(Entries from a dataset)
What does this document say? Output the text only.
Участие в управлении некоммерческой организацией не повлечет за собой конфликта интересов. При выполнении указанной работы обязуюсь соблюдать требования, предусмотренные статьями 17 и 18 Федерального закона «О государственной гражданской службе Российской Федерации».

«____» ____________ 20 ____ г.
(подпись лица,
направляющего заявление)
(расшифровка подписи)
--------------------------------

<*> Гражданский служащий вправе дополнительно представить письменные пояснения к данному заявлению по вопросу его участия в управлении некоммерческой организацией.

Your instructions: Return all the data above once more, precisely as given.

Result of the exercise:
What does this document say? Output the text only.
Участие в управлении некоммерческой организацией не повлечет за собой конфликта интересов. При выполнении указанной работы обязуюсь соблюдать требования, предусмотренные статьями 17 и 18 Федерального закона «О государственной гражданской службе Российской Федерации».

«____» ____________ 20 ____ г.
(подпись лица,
направляющего заявление)
(расшифровка подписи)
--------------------------------

<*> Гражданский служащий вправе дополнительно представить письменные пояснения к данному заявлению по вопросу его участия в управлении некоммерческой организацией.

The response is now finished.